start

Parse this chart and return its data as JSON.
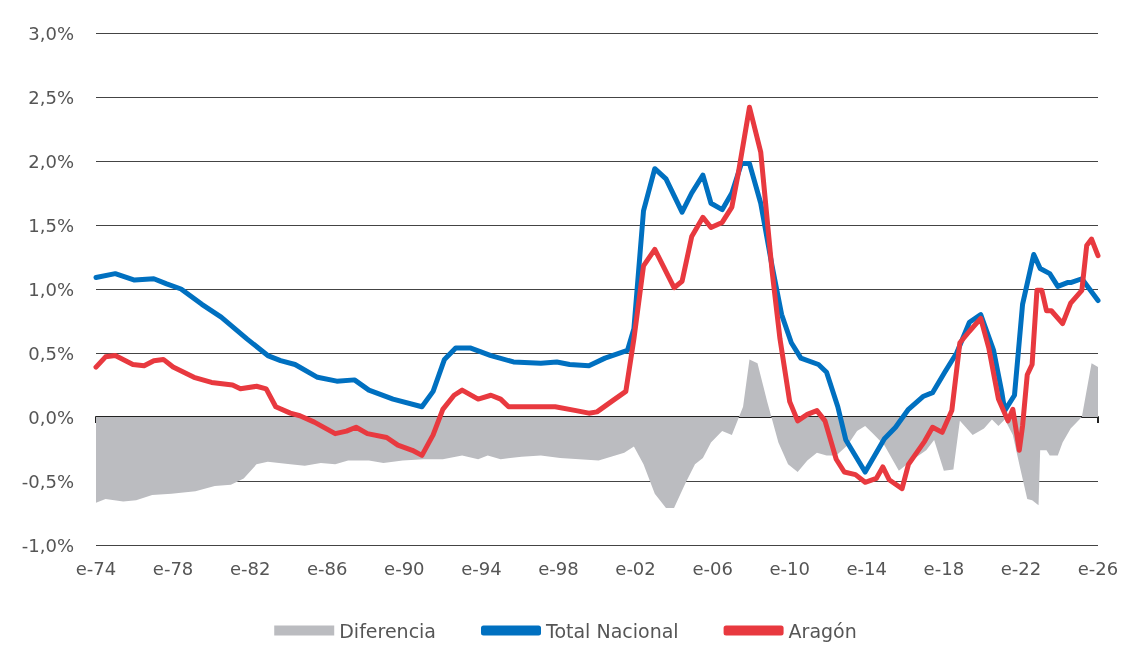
{
  "chart_data": {
    "type": "line",
    "xlim": [
      "1974-01",
      "2026-01"
    ],
    "ylim": [
      -1,
      3
    ],
    "xticks": [
      {
        "value": "1974-01",
        "label": "e-74"
      },
      {
        "value": "1978-01",
        "label": "e-78"
      },
      {
        "value": "1982-01",
        "label": "e-82"
      },
      {
        "value": "1986-01",
        "label": "e-86"
      },
      {
        "value": "1990-01",
        "label": "e-90"
      },
      {
        "value": "1994-01",
        "label": "e-94"
      },
      {
        "value": "1998-01",
        "label": "e-98"
      },
      {
        "value": "2002-01",
        "label": "e-02"
      },
      {
        "value": "2006-01",
        "label": "e-06"
      },
      {
        "value": "2010-01",
        "label": "e-10"
      },
      {
        "value": "2014-01",
        "label": "e-14"
      },
      {
        "value": "2018-01",
        "label": "e-18"
      },
      {
        "value": "2022-01",
        "label": "e-22"
      },
      {
        "value": "2026-01",
        "label": "e-26"
      }
    ],
    "yticks": [
      {
        "value": -1,
        "label": "-1,0%"
      },
      {
        "value": -0.5,
        "label": "-0,5%"
      },
      {
        "value": 0,
        "label": "0,0%"
      },
      {
        "value": 0.5,
        "label": "0,5%"
      },
      {
        "value": 1,
        "label": "1,0%"
      },
      {
        "value": 1.5,
        "label": "1,5%"
      },
      {
        "value": 2,
        "label": "2,0%"
      },
      {
        "value": 2.5,
        "label": "2,5%"
      },
      {
        "value": 3,
        "label": "3,0%"
      }
    ],
    "grid": "y",
    "legend": "bottom",
    "line_style": "solid",
    "marker": "none",
    "series": [
      {
        "name": "Diferencia",
        "type": "area",
        "color": "#bbbcc0",
        "x": [
          "1974-01",
          "1974-07",
          "1975-06",
          "1976-02",
          "1976-12",
          "1977-12",
          "1979-03",
          "1980-03",
          "1981-01",
          "1981-09",
          "1982-05",
          "1982-12",
          "1984-02",
          "1984-11",
          "1985-09",
          "1986-06",
          "1987-02",
          "1988-03",
          "1988-12",
          "1989-12",
          "1991-01",
          "1992-01",
          "1993-01",
          "1993-11",
          "1994-05",
          "1995-01",
          "1996-02",
          "1997-02",
          "1998-02",
          "1999-02",
          "2000-02",
          "2001-06",
          "2001-12",
          "2002-06",
          "2003-01",
          "2003-08",
          "2004-01",
          "2004-08",
          "2005-02",
          "2005-07",
          "2005-12",
          "2006-07",
          "2007-01",
          "2007-08",
          "2007-12",
          "2008-05",
          "2008-11",
          "2009-06",
          "2009-12",
          "2010-06",
          "2010-12",
          "2011-06",
          "2011-12",
          "2012-06",
          "2013-01",
          "2013-07",
          "2013-12",
          "2014-05",
          "2014-12",
          "2015-09",
          "2016-06",
          "2017-02",
          "2017-07",
          "2018-01",
          "2018-07",
          "2018-11",
          "2019-07",
          "2020-02",
          "2020-07",
          "2020-11",
          "2021-03",
          "2021-08",
          "2021-12",
          "2022-05",
          "2022-08",
          "2022-12",
          "2023-01",
          "2023-05",
          "2023-07",
          "2023-12",
          "2024-03",
          "2024-08",
          "2025-03",
          "2025-06",
          "2025-09",
          "2026-01"
        ],
        "values": [
          -0.67,
          -0.64,
          -0.66,
          -0.65,
          -0.61,
          -0.6,
          -0.58,
          -0.54,
          -0.53,
          -0.48,
          -0.37,
          -0.35,
          -0.37,
          -0.38,
          -0.36,
          -0.37,
          -0.34,
          -0.34,
          -0.36,
          -0.34,
          -0.33,
          -0.33,
          -0.3,
          -0.33,
          -0.3,
          -0.33,
          -0.31,
          -0.3,
          -0.32,
          -0.33,
          -0.34,
          -0.28,
          -0.23,
          -0.37,
          -0.6,
          -0.71,
          -0.71,
          -0.52,
          -0.37,
          -0.32,
          -0.2,
          -0.11,
          -0.14,
          0.08,
          0.45,
          0.42,
          0.12,
          -0.2,
          -0.37,
          -0.43,
          -0.34,
          -0.28,
          -0.3,
          -0.3,
          -0.22,
          -0.11,
          -0.07,
          -0.13,
          -0.22,
          -0.42,
          -0.33,
          -0.26,
          -0.18,
          -0.42,
          -0.41,
          -0.03,
          -0.14,
          -0.09,
          -0.02,
          -0.07,
          -0.02,
          -0.14,
          -0.37,
          -0.64,
          -0.65,
          -0.69,
          -0.26,
          -0.26,
          -0.3,
          -0.3,
          -0.2,
          -0.09,
          0.0,
          0.21,
          0.42,
          0.39
        ]
      },
      {
        "name": "Total Nacional",
        "color": "#0070c0",
        "x": [
          "1974-01",
          "1975-01",
          "1976-01",
          "1977-01",
          "1977-09",
          "1978-06",
          "1979-07",
          "1980-07",
          "1981-11",
          "1982-12",
          "1983-08",
          "1984-05",
          "1985-07",
          "1986-07",
          "1987-06",
          "1988-03",
          "1989-06",
          "1990-12",
          "1991-07",
          "1992-02",
          "1992-09",
          "1993-06",
          "1994-07",
          "1995-09",
          "1997-02",
          "1997-12",
          "1998-08",
          "1999-08",
          "2000-06",
          "2001-08",
          "2001-12",
          "2002-06",
          "2003-01",
          "2003-08",
          "2004-06",
          "2004-12",
          "2005-07",
          "2005-12",
          "2006-07",
          "2007-01",
          "2007-07",
          "2007-12",
          "2008-07",
          "2009-02",
          "2009-08",
          "2010-02",
          "2010-08",
          "2011-07",
          "2011-12",
          "2012-07",
          "2012-12",
          "2013-12",
          "2014-12",
          "2015-07",
          "2016-03",
          "2016-12",
          "2017-06",
          "2018-02",
          "2018-09",
          "2019-05",
          "2019-12",
          "2020-08",
          "2021-01",
          "2021-03",
          "2021-09",
          "2022-02",
          "2022-09",
          "2023-01",
          "2023-07",
          "2023-12",
          "2024-06",
          "2024-08",
          "2025-03",
          "2026-01"
        ],
        "values": [
          1.09,
          1.12,
          1.07,
          1.08,
          1.04,
          1.0,
          0.88,
          0.78,
          0.61,
          0.48,
          0.44,
          0.41,
          0.31,
          0.28,
          0.29,
          0.21,
          0.14,
          0.08,
          0.2,
          0.45,
          0.54,
          0.54,
          0.48,
          0.43,
          0.42,
          0.43,
          0.41,
          0.4,
          0.46,
          0.52,
          0.69,
          1.61,
          1.94,
          1.86,
          1.6,
          1.75,
          1.89,
          1.67,
          1.62,
          1.75,
          1.98,
          1.98,
          1.67,
          1.18,
          0.8,
          0.58,
          0.46,
          0.41,
          0.35,
          0.08,
          -0.18,
          -0.43,
          -0.17,
          -0.08,
          0.06,
          0.16,
          0.19,
          0.36,
          0.5,
          0.74,
          0.8,
          0.52,
          0.2,
          0.05,
          0.17,
          0.88,
          1.27,
          1.16,
          1.12,
          1.02,
          1.05,
          1.05,
          1.08,
          0.91
        ]
      },
      {
        "name": "Aragón",
        "color": "#e8393f",
        "x": [
          "1974-01",
          "1974-07",
          "1975-01",
          "1975-12",
          "1976-07",
          "1977-01",
          "1977-07",
          "1978-01",
          "1979-02",
          "1980-01",
          "1981-02",
          "1981-07",
          "1982-05",
          "1982-11",
          "1983-05",
          "1984-02",
          "1984-08",
          "1985-05",
          "1986-06",
          "1987-01",
          "1987-07",
          "1988-02",
          "1989-02",
          "1989-09",
          "1990-06",
          "1990-12",
          "1991-07",
          "1992-01",
          "1992-08",
          "1993-01",
          "1993-11",
          "1994-07",
          "1995-01",
          "1995-06",
          "1996-08",
          "1997-05",
          "1997-11",
          "1998-12",
          "1999-08",
          "2000-01",
          "2000-11",
          "2001-07",
          "2001-12",
          "2002-06",
          "2003-01",
          "2004-01",
          "2004-06",
          "2004-12",
          "2005-07",
          "2005-12",
          "2006-07",
          "2007-01",
          "2007-05",
          "2007-12",
          "2008-07",
          "2009-02",
          "2009-07",
          "2010-01",
          "2010-06",
          "2010-12",
          "2011-06",
          "2011-11",
          "2012-06",
          "2012-11",
          "2013-06",
          "2013-12",
          "2014-07",
          "2014-11",
          "2015-03",
          "2015-11",
          "2016-03",
          "2017-01",
          "2017-06",
          "2017-12",
          "2018-06",
          "2018-11",
          "2019-05",
          "2019-12",
          "2020-05",
          "2020-11",
          "2021-05",
          "2021-08",
          "2021-12",
          "2022-02",
          "2022-05",
          "2022-08",
          "2022-11",
          "2023-02",
          "2023-05",
          "2023-08",
          "2024-03",
          "2024-08",
          "2025-03",
          "2025-06",
          "2025-09",
          "2026-01"
        ],
        "values": [
          0.39,
          0.47,
          0.48,
          0.41,
          0.4,
          0.44,
          0.45,
          0.39,
          0.31,
          0.27,
          0.25,
          0.22,
          0.24,
          0.22,
          0.08,
          0.03,
          0.01,
          -0.04,
          -0.13,
          -0.11,
          -0.08,
          -0.13,
          -0.16,
          -0.22,
          -0.26,
          -0.3,
          -0.14,
          0.06,
          0.17,
          0.21,
          0.14,
          0.17,
          0.14,
          0.08,
          0.08,
          0.08,
          0.08,
          0.05,
          0.03,
          0.04,
          0.13,
          0.2,
          0.61,
          1.18,
          1.31,
          1.01,
          1.06,
          1.41,
          1.56,
          1.48,
          1.52,
          1.64,
          1.9,
          2.42,
          2.07,
          1.14,
          0.61,
          0.12,
          -0.03,
          0.02,
          0.05,
          -0.03,
          -0.33,
          -0.43,
          -0.45,
          -0.51,
          -0.48,
          -0.39,
          -0.49,
          -0.56,
          -0.37,
          -0.19,
          -0.08,
          -0.12,
          0.05,
          0.58,
          0.67,
          0.77,
          0.54,
          0.14,
          -0.03,
          0.06,
          -0.26,
          -0.07,
          0.33,
          0.41,
          0.99,
          0.99,
          0.83,
          0.83,
          0.73,
          0.89,
          0.99,
          1.34,
          1.39,
          1.26
        ]
      }
    ]
  }
}
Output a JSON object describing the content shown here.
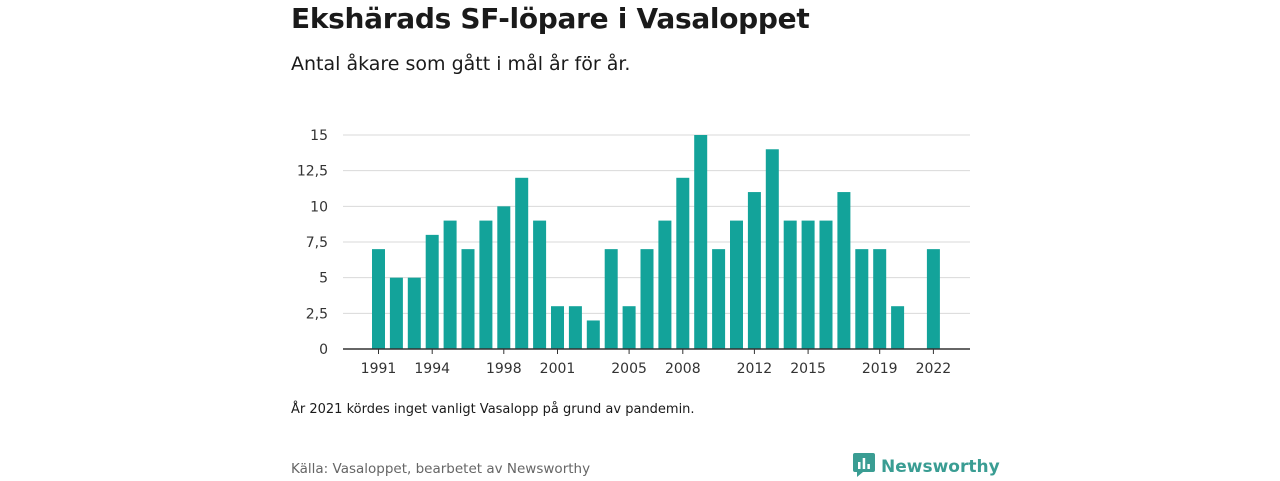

end

Description of the task: Consider the entries above and return each line with the string "color".

Output of the exercise:
        "color": "#bbbcc0",
        "color": "#0070c0",
        "color": "#e8393f",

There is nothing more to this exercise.